## WHAT TO PRODUCE
Where the string "Retail" occurs in the material below, report the whole line.
-- begin --
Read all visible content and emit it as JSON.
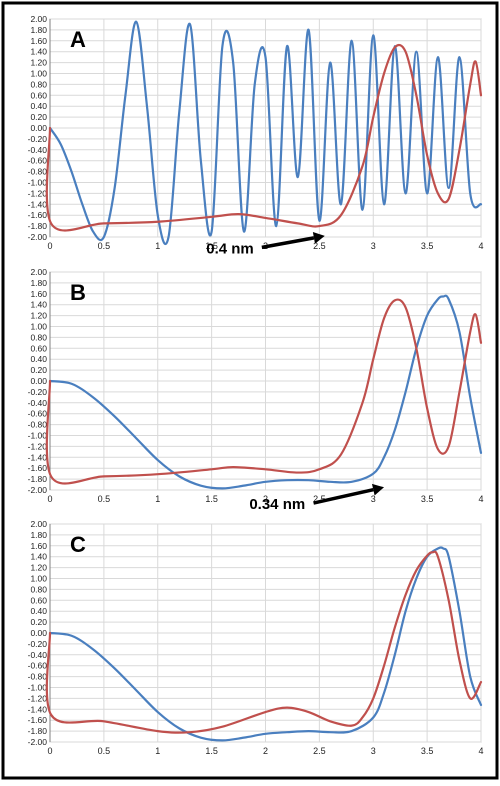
{
  "chart_data": [
    {
      "type": "line",
      "panel_label": "A",
      "xlim": [
        0,
        4
      ],
      "ylim": [
        -2.0,
        2.0
      ],
      "x_ticks": [
        "0",
        "0.5",
        "1",
        "1.5",
        "2",
        "2.5",
        "3",
        "3.5",
        "4"
      ],
      "y_ticks": [
        "2.00",
        "1.80",
        "1.60",
        "1.40",
        "1.20",
        "1.00",
        "0.80",
        "0.60",
        "0.40",
        "0.20",
        "0.00",
        "-0.20",
        "-0.40",
        "-0.60",
        "-0.80",
        "-1.00",
        "-1.20",
        "-1.40",
        "-1.60",
        "-1.80",
        "-2.00"
      ],
      "grid": true,
      "annotation": {
        "text": "0.4 nm",
        "points_to": [
          2.55,
          -1.98
        ],
        "label_at": [
          1.45,
          -2.3
        ]
      },
      "series": [
        {
          "color": "#4a7fbf",
          "x": [
            0,
            0.1,
            0.2,
            0.3,
            0.4,
            0.5,
            0.6,
            0.7,
            0.8,
            0.9,
            1.0,
            1.1,
            1.2,
            1.3,
            1.4,
            1.5,
            1.6,
            1.7,
            1.8,
            1.9,
            2.0,
            2.1,
            2.2,
            2.3,
            2.4,
            2.5,
            2.6,
            2.7,
            2.8,
            2.9,
            3.0,
            3.1,
            3.2,
            3.3,
            3.4,
            3.5,
            3.6,
            3.7,
            3.8,
            3.9,
            4.0
          ],
          "y": [
            0.0,
            -0.3,
            -0.8,
            -1.4,
            -1.9,
            -2.0,
            -1.1,
            0.6,
            1.95,
            0.4,
            -1.6,
            -2.0,
            0.3,
            1.9,
            -0.6,
            -1.9,
            1.5,
            1.2,
            -1.9,
            0.8,
            1.3,
            -1.8,
            1.5,
            -0.9,
            1.8,
            -1.7,
            1.2,
            -1.4,
            1.6,
            -1.5,
            1.7,
            -1.4,
            1.5,
            -1.2,
            1.4,
            -1.2,
            1.3,
            -1.1,
            1.3,
            -1.2,
            -1.4
          ]
        },
        {
          "color": "#c0504d",
          "x": [
            0,
            0.01,
            0.5,
            1.0,
            1.5,
            1.75,
            2.0,
            2.3,
            2.5,
            2.7,
            2.9,
            3.0,
            3.1,
            3.2,
            3.3,
            3.4,
            3.5,
            3.6,
            3.7,
            3.8,
            3.9,
            3.95,
            4.0
          ],
          "y": [
            0.0,
            -1.75,
            -1.75,
            -1.72,
            -1.63,
            -1.58,
            -1.65,
            -1.75,
            -1.8,
            -1.6,
            -0.7,
            0.2,
            1.0,
            1.48,
            1.4,
            0.6,
            -0.5,
            -1.2,
            -1.3,
            -0.4,
            0.8,
            1.22,
            0.6
          ]
        }
      ]
    },
    {
      "type": "line",
      "panel_label": "B",
      "xlim": [
        0,
        4
      ],
      "ylim": [
        -2.0,
        2.0
      ],
      "x_ticks": [
        "0",
        "0.5",
        "1",
        "1.5",
        "2",
        "2.5",
        "3",
        "3.5",
        "4"
      ],
      "y_ticks": [
        "2.00",
        "1.80",
        "1.60",
        "1.40",
        "1.20",
        "1.00",
        "0.80",
        "0.60",
        "0.40",
        "0.20",
        "0.00",
        "-0.20",
        "-0.40",
        "-0.60",
        "-0.80",
        "-1.00",
        "-1.20",
        "-1.40",
        "-1.60",
        "-1.80",
        "-2.00"
      ],
      "grid": true,
      "annotation": {
        "text": "0.34 nm",
        "points_to": [
          3.1,
          -1.95
        ],
        "label_at": [
          1.85,
          -2.35
        ]
      },
      "series": [
        {
          "color": "#4a7fbf",
          "x": [
            0,
            0.2,
            0.4,
            0.6,
            0.8,
            1.0,
            1.2,
            1.4,
            1.6,
            1.8,
            2.0,
            2.2,
            2.4,
            2.6,
            2.8,
            3.0,
            3.1,
            3.2,
            3.3,
            3.4,
            3.5,
            3.6,
            3.65,
            3.7,
            3.8,
            3.9,
            4.0
          ],
          "y": [
            0.0,
            -0.05,
            -0.3,
            -0.65,
            -1.05,
            -1.45,
            -1.75,
            -1.92,
            -1.97,
            -1.92,
            -1.85,
            -1.82,
            -1.82,
            -1.85,
            -1.85,
            -1.7,
            -1.4,
            -0.9,
            -0.2,
            0.6,
            1.2,
            1.5,
            1.55,
            1.5,
            0.9,
            -0.3,
            -1.32
          ]
        },
        {
          "color": "#c0504d",
          "x": [
            0,
            0.01,
            0.5,
            1.0,
            1.5,
            1.7,
            2.0,
            2.3,
            2.5,
            2.7,
            2.9,
            3.0,
            3.1,
            3.2,
            3.3,
            3.4,
            3.5,
            3.6,
            3.7,
            3.8,
            3.9,
            3.95,
            4.0
          ],
          "y": [
            0.0,
            -1.75,
            -1.75,
            -1.71,
            -1.62,
            -1.58,
            -1.62,
            -1.68,
            -1.62,
            -1.35,
            -0.4,
            0.4,
            1.15,
            1.48,
            1.35,
            0.6,
            -0.5,
            -1.25,
            -1.2,
            -0.2,
            0.9,
            1.22,
            0.7
          ]
        }
      ]
    },
    {
      "type": "line",
      "panel_label": "C",
      "xlim": [
        0,
        4
      ],
      "ylim": [
        -2.0,
        2.0
      ],
      "x_ticks": [
        "0",
        "0.5",
        "1",
        "1.5",
        "2",
        "2.5",
        "3",
        "3.5",
        "4"
      ],
      "y_ticks": [
        "2.00",
        "1.80",
        "1.60",
        "1.40",
        "1.20",
        "1.00",
        "0.80",
        "0.60",
        "0.40",
        "0.20",
        "0.00",
        "-0.20",
        "-0.40",
        "-0.60",
        "-0.80",
        "-1.00",
        "-1.20",
        "-1.40",
        "-1.60",
        "-1.80",
        "-2.00"
      ],
      "grid": true,
      "series": [
        {
          "color": "#4a7fbf",
          "x": [
            0,
            0.2,
            0.4,
            0.6,
            0.8,
            1.0,
            1.2,
            1.4,
            1.6,
            1.8,
            2.0,
            2.2,
            2.4,
            2.6,
            2.8,
            3.0,
            3.1,
            3.2,
            3.3,
            3.4,
            3.5,
            3.6,
            3.65,
            3.7,
            3.8,
            3.9,
            4.0
          ],
          "y": [
            0.0,
            -0.05,
            -0.3,
            -0.65,
            -1.05,
            -1.45,
            -1.75,
            -1.92,
            -1.97,
            -1.92,
            -1.85,
            -1.82,
            -1.8,
            -1.82,
            -1.8,
            -1.55,
            -1.1,
            -0.4,
            0.4,
            1.0,
            1.4,
            1.55,
            1.55,
            1.4,
            0.4,
            -0.8,
            -1.32
          ]
        },
        {
          "color": "#c0504d",
          "x": [
            0,
            0.01,
            0.5,
            1.0,
            1.3,
            1.6,
            2.0,
            2.2,
            2.4,
            2.6,
            2.8,
            2.9,
            3.0,
            3.1,
            3.2,
            3.3,
            3.4,
            3.5,
            3.55,
            3.6,
            3.7,
            3.8,
            3.9,
            4.0
          ],
          "y": [
            0.0,
            -1.5,
            -1.62,
            -1.8,
            -1.82,
            -1.72,
            -1.45,
            -1.37,
            -1.45,
            -1.62,
            -1.7,
            -1.55,
            -1.2,
            -0.6,
            0.1,
            0.7,
            1.15,
            1.42,
            1.48,
            1.4,
            0.6,
            -0.5,
            -1.2,
            -0.9
          ]
        }
      ]
    }
  ]
}
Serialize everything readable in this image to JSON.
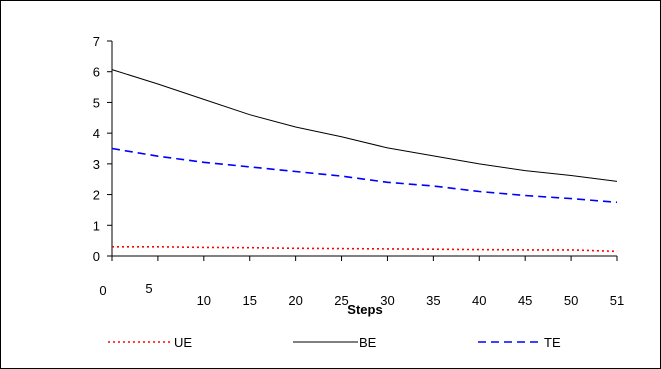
{
  "chart_data": {
    "type": "line",
    "title": "",
    "xlabel": "Steps",
    "ylabel": "",
    "x_tick_labels": [
      "0",
      "5",
      "10",
      "15",
      "20",
      "25",
      "30",
      "35",
      "40",
      "45",
      "50",
      "51"
    ],
    "y_tick_labels": [
      "0",
      "1",
      "2",
      "3",
      "4",
      "5",
      "6",
      "7"
    ],
    "ylim": [
      0,
      7
    ],
    "grid": false,
    "legend_position": "bottom",
    "series": [
      {
        "name": "UE",
        "color": "#ff0000",
        "line_style": "dotted",
        "values": [
          0.3,
          0.3,
          0.28,
          0.27,
          0.25,
          0.24,
          0.23,
          0.22,
          0.21,
          0.2,
          0.2,
          0.15
        ]
      },
      {
        "name": "BE",
        "color": "#000000",
        "line_style": "solid",
        "values": [
          6.07,
          5.6,
          5.1,
          4.6,
          4.2,
          3.88,
          3.52,
          3.26,
          3.0,
          2.78,
          2.62,
          2.43
        ]
      },
      {
        "name": "TE",
        "color": "#0000ff",
        "line_style": "dashed",
        "values": [
          3.5,
          3.25,
          3.05,
          2.9,
          2.75,
          2.6,
          2.4,
          2.28,
          2.1,
          1.97,
          1.87,
          1.75
        ]
      }
    ]
  }
}
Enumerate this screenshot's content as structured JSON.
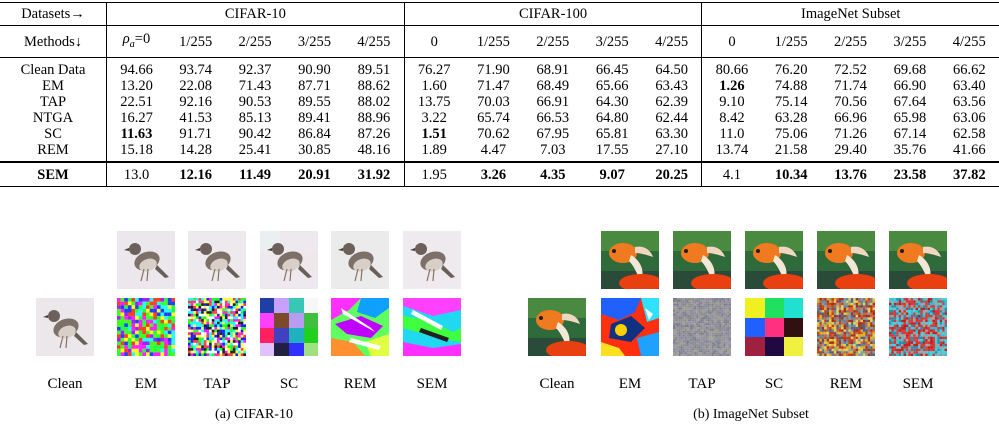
{
  "table": {
    "header_datasets_label": "Datasets→",
    "header_methods_label": "Methods↓",
    "datasets": [
      "CIFAR-10",
      "CIFAR-100",
      "ImageNet Subset"
    ],
    "cifar10_cols": [
      "ρa=0",
      "1/255",
      "2/255",
      "3/255",
      "4/255"
    ],
    "other_cols": [
      "0",
      "1/255",
      "2/255",
      "3/255",
      "4/255"
    ],
    "rows": [
      {
        "method": "Clean Data",
        "values": [
          "94.66",
          "93.74",
          "92.37",
          "90.90",
          "89.51",
          "76.27",
          "71.90",
          "68.91",
          "66.45",
          "64.50",
          "80.66",
          "76.20",
          "72.52",
          "69.68",
          "66.62"
        ]
      },
      {
        "method": "EM",
        "values": [
          "13.20",
          "22.08",
          "71.43",
          "87.71",
          "88.62",
          "1.60",
          "71.47",
          "68.49",
          "65.66",
          "63.43",
          "1.26",
          "74.88",
          "71.74",
          "66.90",
          "63.40"
        ]
      },
      {
        "method": "TAP",
        "values": [
          "22.51",
          "92.16",
          "90.53",
          "89.55",
          "88.02",
          "13.75",
          "70.03",
          "66.91",
          "64.30",
          "62.39",
          "9.10",
          "75.14",
          "70.56",
          "67.64",
          "63.56"
        ]
      },
      {
        "method": "NTGA",
        "values": [
          "16.27",
          "41.53",
          "85.13",
          "89.41",
          "88.96",
          "3.22",
          "65.74",
          "66.53",
          "64.80",
          "62.44",
          "8.42",
          "63.28",
          "66.96",
          "65.98",
          "63.06"
        ]
      },
      {
        "method": "SC",
        "values": [
          "11.63",
          "91.71",
          "90.42",
          "86.84",
          "87.26",
          "1.51",
          "70.62",
          "67.95",
          "65.81",
          "63.30",
          "11.0",
          "75.06",
          "71.26",
          "67.14",
          "62.58"
        ]
      },
      {
        "method": "REM",
        "values": [
          "15.18",
          "14.28",
          "25.41",
          "30.85",
          "48.16",
          "1.89",
          "4.47",
          "7.03",
          "17.55",
          "27.10",
          "13.74",
          "21.58",
          "29.40",
          "35.76",
          "41.66"
        ]
      }
    ],
    "sem_row": {
      "method": "SEM",
      "values": [
        "13.0",
        "12.16",
        "11.49",
        "20.91",
        "31.92",
        "1.95",
        "3.26",
        "4.35",
        "9.07",
        "20.25",
        "4.1",
        "10.34",
        "13.76",
        "23.58",
        "37.82"
      ]
    }
  },
  "figure": {
    "labels": [
      "Clean",
      "EM",
      "TAP",
      "SC",
      "REM",
      "SEM"
    ],
    "caption_a": "(a) CIFAR-10",
    "caption_b": "(b) ImageNet Subset"
  }
}
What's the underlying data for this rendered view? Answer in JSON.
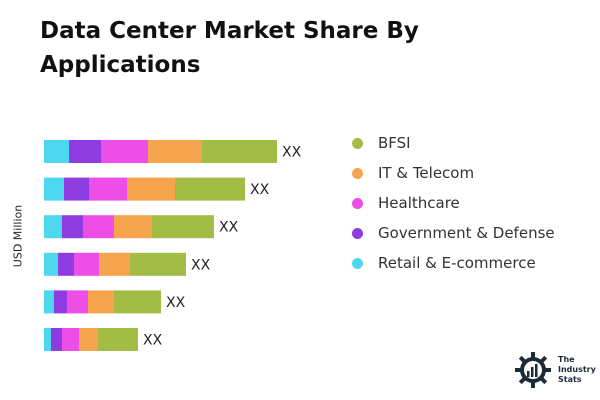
{
  "title": "Data Center Market Share By Applications",
  "chart_data": {
    "type": "bar",
    "orientation": "horizontal",
    "stacked": true,
    "title": "Data Center Market Share By Applications",
    "ylabel": "USD Million",
    "categories": [
      "",
      "",
      "",
      "",
      "",
      ""
    ],
    "data_labels": [
      "XX",
      "XX",
      "XX",
      "XX",
      "XX",
      "XX"
    ],
    "series": [
      {
        "name": "Retail & E-commerce",
        "color": "#4dd8ef",
        "values": [
          25,
          20,
          18,
          14,
          10,
          7
        ]
      },
      {
        "name": "Government & Defense",
        "color": "#8e3ce0",
        "values": [
          32,
          25,
          21,
          16,
          13,
          11
        ]
      },
      {
        "name": "Healthcare",
        "color": "#ee4ee8",
        "values": [
          47,
          38,
          31,
          25,
          21,
          17
        ]
      },
      {
        "name": "IT & Telecom",
        "color": "#f6a44e",
        "values": [
          54,
          48,
          38,
          31,
          26,
          19
        ]
      },
      {
        "name": "BFSI",
        "color": "#a2bc45",
        "values": [
          75,
          70,
          62,
          56,
          47,
          40
        ]
      }
    ],
    "legend": "right",
    "grid": false,
    "xaxis_visible": false
  },
  "legend_items": [
    {
      "label": "BFSI",
      "color": "#a2bc45"
    },
    {
      "label": "IT & Telecom",
      "color": "#f6a44e"
    },
    {
      "label": "Healthcare",
      "color": "#ee4ee8"
    },
    {
      "label": "Government & Defense",
      "color": "#8e3ce0"
    },
    {
      "label": "Retail & E-commerce",
      "color": "#4dd8ef"
    }
  ],
  "logo": {
    "line1": "The",
    "line2": "Industry",
    "line3": "Stats"
  }
}
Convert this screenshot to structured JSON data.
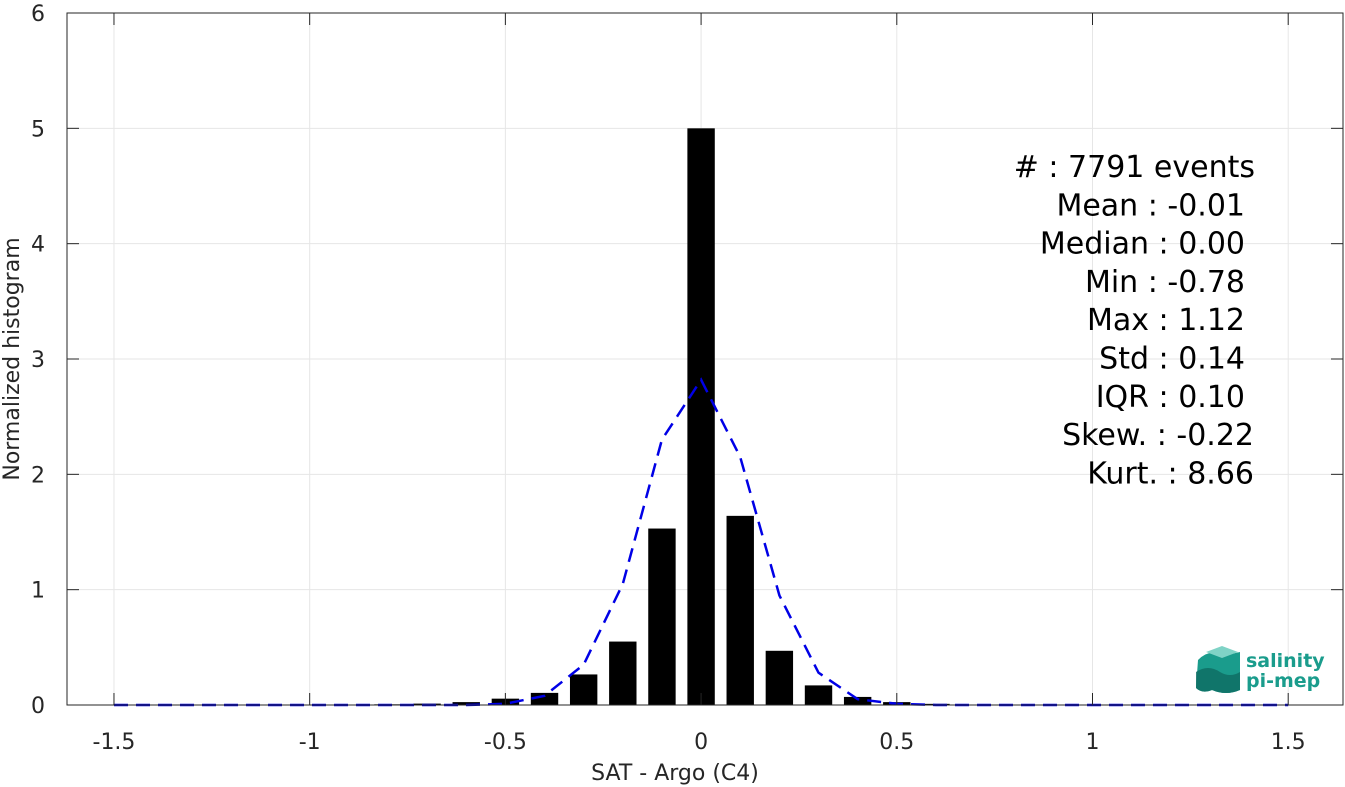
-- end --
## TASK RESPONSE
        "name": "Retail & E-commerce",
      "label": "Retail & E-commerce",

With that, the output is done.